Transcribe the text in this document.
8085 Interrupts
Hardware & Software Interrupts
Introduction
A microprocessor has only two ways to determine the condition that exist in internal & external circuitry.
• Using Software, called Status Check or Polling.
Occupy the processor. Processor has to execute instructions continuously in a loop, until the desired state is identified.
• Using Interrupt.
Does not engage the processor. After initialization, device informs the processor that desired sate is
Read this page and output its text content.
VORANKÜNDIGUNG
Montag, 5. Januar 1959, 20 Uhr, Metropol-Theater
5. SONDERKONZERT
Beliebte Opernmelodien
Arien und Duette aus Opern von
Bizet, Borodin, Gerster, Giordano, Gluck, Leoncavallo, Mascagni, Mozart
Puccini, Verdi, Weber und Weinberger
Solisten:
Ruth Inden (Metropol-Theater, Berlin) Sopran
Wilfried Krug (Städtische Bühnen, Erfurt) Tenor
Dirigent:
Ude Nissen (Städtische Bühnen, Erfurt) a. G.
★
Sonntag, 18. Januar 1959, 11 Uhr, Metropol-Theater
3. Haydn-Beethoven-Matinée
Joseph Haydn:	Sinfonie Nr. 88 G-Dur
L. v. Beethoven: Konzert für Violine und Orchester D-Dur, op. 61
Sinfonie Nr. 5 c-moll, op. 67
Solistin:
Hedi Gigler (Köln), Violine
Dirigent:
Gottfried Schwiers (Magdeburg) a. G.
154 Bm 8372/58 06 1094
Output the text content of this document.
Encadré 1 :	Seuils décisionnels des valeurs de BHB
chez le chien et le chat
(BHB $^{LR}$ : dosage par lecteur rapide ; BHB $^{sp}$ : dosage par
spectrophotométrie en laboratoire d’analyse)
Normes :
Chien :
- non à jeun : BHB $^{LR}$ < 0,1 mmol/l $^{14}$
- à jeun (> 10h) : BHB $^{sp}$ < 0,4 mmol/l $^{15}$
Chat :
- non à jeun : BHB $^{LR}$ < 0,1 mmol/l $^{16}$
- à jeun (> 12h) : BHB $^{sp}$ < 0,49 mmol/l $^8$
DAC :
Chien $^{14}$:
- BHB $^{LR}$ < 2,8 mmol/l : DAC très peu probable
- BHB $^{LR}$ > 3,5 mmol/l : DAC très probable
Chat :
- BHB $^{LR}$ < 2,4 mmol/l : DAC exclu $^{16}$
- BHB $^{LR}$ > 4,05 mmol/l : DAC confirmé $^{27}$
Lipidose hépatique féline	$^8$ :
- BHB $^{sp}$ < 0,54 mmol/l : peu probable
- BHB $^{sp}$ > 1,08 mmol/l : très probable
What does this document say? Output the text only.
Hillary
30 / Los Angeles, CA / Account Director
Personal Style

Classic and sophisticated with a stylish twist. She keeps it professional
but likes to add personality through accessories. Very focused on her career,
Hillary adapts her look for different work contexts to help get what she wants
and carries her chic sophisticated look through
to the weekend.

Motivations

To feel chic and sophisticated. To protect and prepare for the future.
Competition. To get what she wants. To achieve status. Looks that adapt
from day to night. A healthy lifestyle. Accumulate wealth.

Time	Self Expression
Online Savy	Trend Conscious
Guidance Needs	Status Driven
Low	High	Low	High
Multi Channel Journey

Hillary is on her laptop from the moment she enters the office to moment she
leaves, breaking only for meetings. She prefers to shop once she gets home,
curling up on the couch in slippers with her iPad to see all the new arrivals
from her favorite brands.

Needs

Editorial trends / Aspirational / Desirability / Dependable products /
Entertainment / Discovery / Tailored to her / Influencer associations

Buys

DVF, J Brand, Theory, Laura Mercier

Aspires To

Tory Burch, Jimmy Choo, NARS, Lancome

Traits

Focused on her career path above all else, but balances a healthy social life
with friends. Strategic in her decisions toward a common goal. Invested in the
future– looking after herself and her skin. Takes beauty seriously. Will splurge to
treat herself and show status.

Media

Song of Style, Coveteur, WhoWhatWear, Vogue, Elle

★ ★ ★ ★

[Stated problem] Give the listing above again, word for word.

[The answer]
Transcribe the text in this document.
8085 Interrupts
Hardware & Software Interrupts
Introduction
A microprocessor has only two ways to determine the condition that exist in internal & external circuitry.
• Using Software, called Status Check or Polling.
Occupy the processor. Processor has to execute instructions continuously in a loop, until the desired state is identified.
• Using Interrupt.
Does not engage the processor. After initialization, device informs the processor that desired sate is
Read this page and output its text content.
VORANKÜNDIGUNG
Montag, 5. Januar 1959, 20 Uhr, Metropol-Theater
5. SONDERKONZERT
Beliebte Opernmelodien
Arien und Duette aus Opern von
Bizet, Borodin, Gerster, Giordano, Gluck, Leoncavallo, Mascagni, Mozart
Puccini, Verdi, Weber und Weinberger
Solisten:
Ruth Inden (Metropol-Theater, Berlin) Sopran
Wilfried Krug (Städtische Bühnen, Erfurt) Tenor
Dirigent:
Ude Nissen (Städtische Bühnen, Erfurt) a. G.
★
Sonntag, 18. Januar 1959, 11 Uhr, Metropol-Theater
3. Haydn-Beethoven-Matinée
Joseph Haydn:	Sinfonie Nr. 88 G-Dur
L. v. Beethoven: Konzert für Violine und Orchester D-Dur, op. 61
Sinfonie Nr. 5 c-moll, op. 67
Solistin:
Hedi Gigler (Köln), Violine
Dirigent:
Gottfried Schwiers (Magdeburg) a. G.
154 Bm 8372/58 06 1094
Output the text content of this document.
Encadré 1 :	Seuils décisionnels des valeurs de BHB
chez le chien et le chat
(BHB $^{LR}$ : dosage par lecteur rapide ; BHB $^{sp}$ : dosage par
spectrophotométrie en laboratoire d’analyse)
Normes :
Chien :
- non à jeun : BHB $^{LR}$ < 0,1 mmol/l $^{14}$
- à jeun (> 10h) : BHB $^{sp}$ < 0,4 mmol/l $^{15}$
Chat :
- non à jeun : BHB $^{LR}$ < 0,1 mmol/l $^{16}$
- à jeun (> 12h) : BHB $^{sp}$ < 0,49 mmol/l $^8$
DAC :
Chien $^{14}$:
- BHB $^{LR}$ < 2,8 mmol/l : DAC très peu probable
- BHB $^{LR}$ > 3,5 mmol/l : DAC très probable
Chat :
- BHB $^{LR}$ < 2,4 mmol/l : DAC exclu $^{16}$
- BHB $^{LR}$ > 4,05 mmol/l : DAC confirmé $^{27}$
Lipidose hépatique féline	$^8$ :
- BHB $^{sp}$ < 0,54 mmol/l : peu probable
- BHB $^{sp}$ > 1,08 mmol/l : très probable
What does this document say? Output the text only.
Hillary
30 / Los Angeles, CA / Account Director
Personal Style

Classic and sophisticated with a stylish twist. She keeps it professional
but likes to add personality through accessories. Very focused on her career,
Hillary adapts her look for different work contexts to help get what she wants
and carries her chic sophisticated look through
to the weekend.

Motivations

To feel chic and sophisticated. To protect and prepare for the future.
Competition. To get what she wants. To achieve status. Looks that adapt
from day to night. A healthy lifestyle. Accumulate wealth.

Time	Self Expression
Online Savy	Trend Conscious
Guidance Needs	Status Driven
Low	High	Low	High
Multi Channel Journey

Hillary is on her laptop from the moment she enters the office to moment she
leaves, breaking only for meetings. She prefers to shop once she gets home,
curling up on the couch in slippers with her iPad to see all the new arrivals
from her favorite brands.

Needs

Editorial trends / Aspirational / Desirability / Dependable products /
Entertainment / Discovery / Tailored to her / Influencer associations

Buys

DVF, J Brand, Theory, Laura Mercier

Aspires To

Tory Burch, Jimmy Choo, NARS, Lancome

Traits

Focused on her career path above all else, but balances a healthy social life
with friends. Strategic in her decisions toward a common goal. Invested in the
future– looking after herself and her skin. Takes beauty seriously. Will splurge to
treat herself and show status.

Media

Song of Style, Coveteur, WhoWhatWear, Vogue, Elle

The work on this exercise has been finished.